* [Exercise directions] List all lines of the data that include the string "ἐμᾶς".

[Dataset entries]
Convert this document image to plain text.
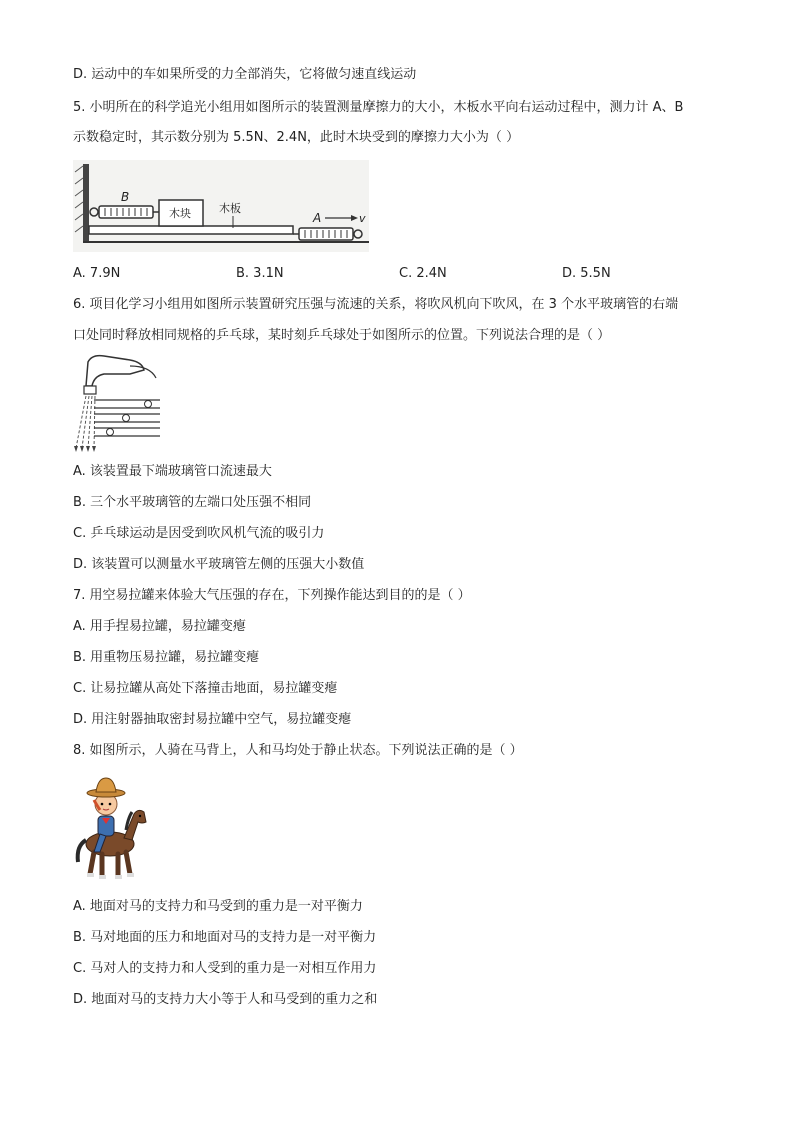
D. 运动中的车如果所受的力全部消失，它将做匀速直线运动
5. 小明所在的科学追光小组用如图所示的装置测量摩擦力的大小，木板水平向右运动过程中，测力计 A、B
示数稳定时，其示数分别为 5.5N、2.4N，此时木块受到的摩擦力大小为（ ）
B
木块	木板
A	v
A. 7.9N	B. 3.1N	C. 2.4N	D. 5.5N
6. 项目化学习小组用如图所示装置研究压强与流速的关系，将吹风机向下吹风，在 3 个水平玻璃管的右端
口处同时释放相同规格的乒乓球，某时刻乒乓球处于如图所示的位置。下列说法合理的是（ ）
A. 该装置最下端玻璃管口流速最大
B. 三个水平玻璃管的左端口处压强不相同
C. 乒乓球运动是因受到吹风机气流的吸引力
D. 该装置可以测量水平玻璃管左侧的压强大小数值
7. 用空易拉罐来体验大气压强的存在，下列操作能达到目的的是（ ）
A. 用手捏易拉罐，易拉罐变瘪
B. 用重物压易拉罐，易拉罐变瘪
C. 让易拉罐从高处下落撞击地面，易拉罐变瘪
D. 用注射器抽取密封易拉罐中空气，易拉罐变瘪
8. 如图所示，人骑在马背上，人和马均处于静止状态。下列说法正确的是（ ）
A. 地面对马的支持力和马受到的重力是一对平衡力
B. 马对地面的压力和地面对马的支持力是一对平衡力
C. 马对人的支持力和人受到的重力是一对相互作用力
D. 地面对马的支持力大小等于人和马受到的重力之和
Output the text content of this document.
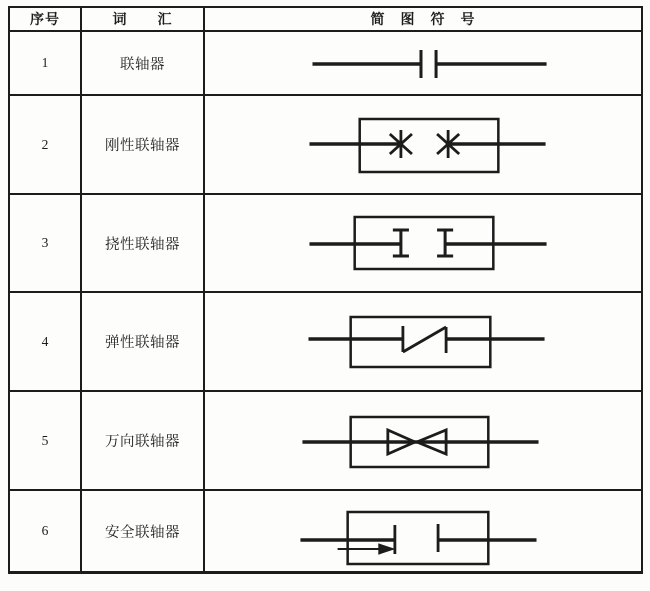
序号	词　　汇	简　图　符　号
1	联轴器
2	刚性联轴器
3	挠性联轴器
4	弹性联轴器
5	万向联轴器
6	安全联轴器
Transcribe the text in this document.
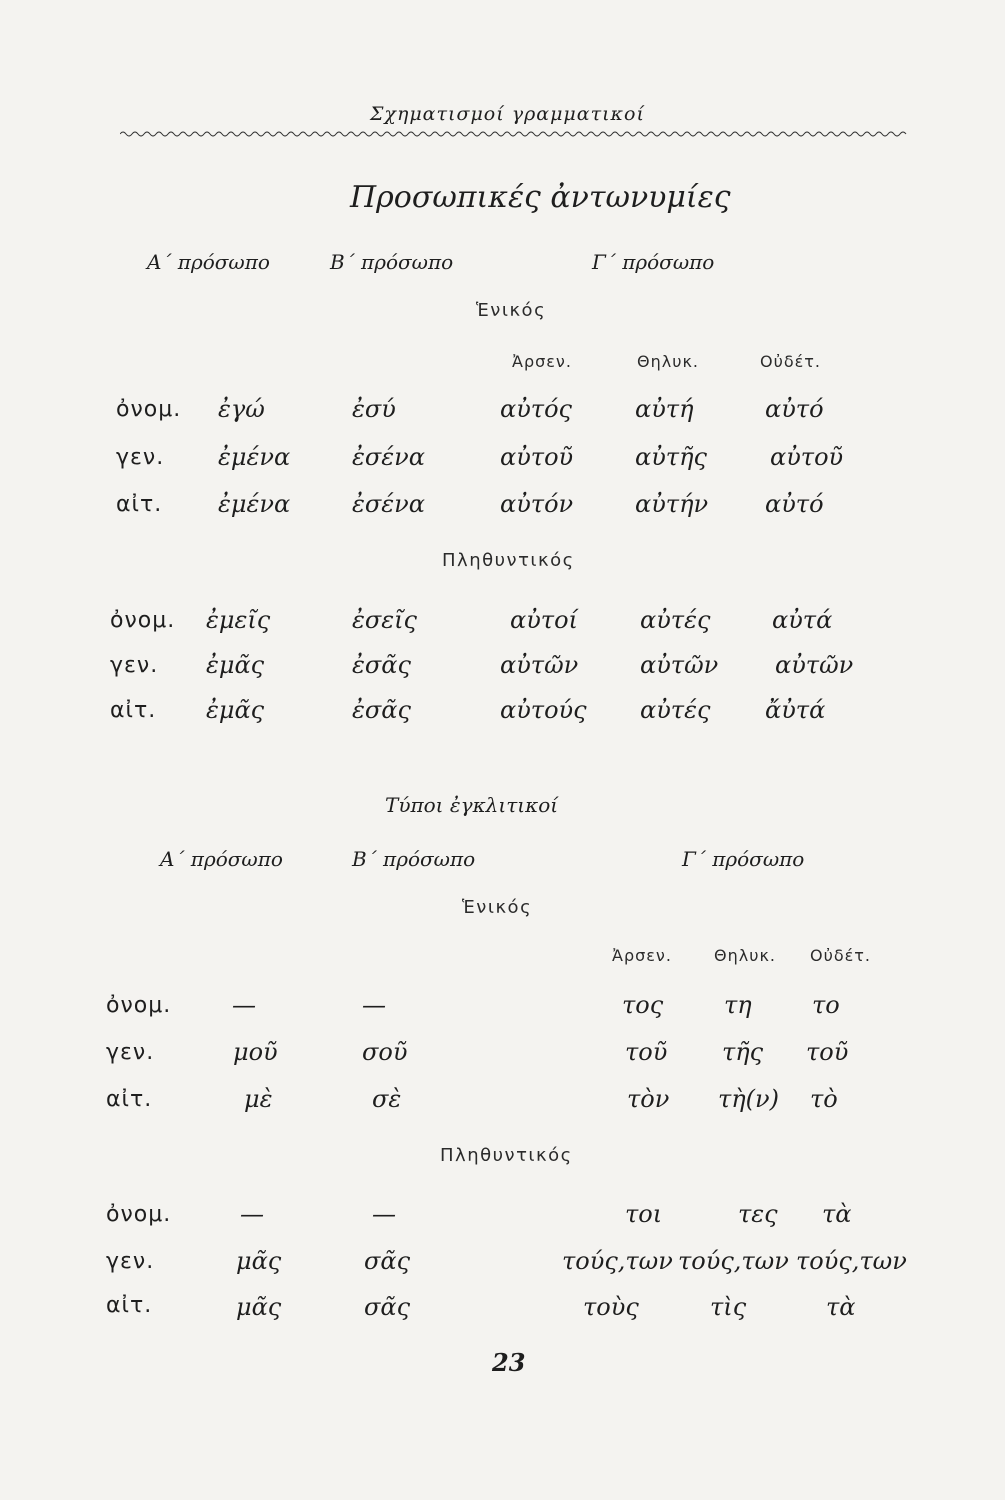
Σχηματισμοί γραμματικοί
Προσωπικές ἀντωνυμίες
Α΄ πρόσωπο	Β΄ πρόσωπο	Γ΄ πρόσωπο
Ἑνικός
Ἀρσεν.	Θηλυκ.	Οὐδέτ.
ὀνομ. ἐγώ	ἐσύ	αὐτός	αὐτή	αὐτό
γεν. ἐμένα	ἐσένα	αὐτοῦ	αὐτῆς	αὐτοῦ
αἰτ. ἐμένα	ἐσένα	αὐτόν	αὐτήν αὐτό
Πληθυντικός
ὀνομ. ἐμεῖς	ἐσεῖς	αὐτοί	αὐτές	αὐτά
γεν. ἐμᾶς	ἐσᾶς	αὐτῶν	αὐτῶν αὐτῶν
αἰτ. ἐμᾶς	ἐσᾶς	αὐτούς αὐτές ἄὐτά
Τύποι ἐγκλιτικοί
Α΄ πρόσωπο	Β΄ πρόσωπο	Γ΄ πρόσωπο
Ἑνικός
Ἀρσεν.	Θηλυκ. Οὐδέτ.
ὀνομ.	—	—	τος	τη	το
γεν.	μοῦ	σοῦ	τοῦ τῆς τοῦ
αἰτ.	μὲ	σὲ	τὸν τὴ(ν) τὸ
Πληθυντικός
ὀνομ.	—	—	τοι	τες τὰ
γεν.	μᾶς	σᾶς	τούς,των τούς,των τούς,των
αἰτ.	μᾶς	σᾶς	τοὺς	τὶς	τὰ
23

* [Answer to this problem]
γεν. ἐμᾶς	ἐσᾶς	αὐτῶν	αὐτῶν αὐτῶν
αἰτ. ἐμᾶς	ἐσᾶς	αὐτούς αὐτές ἄὐτά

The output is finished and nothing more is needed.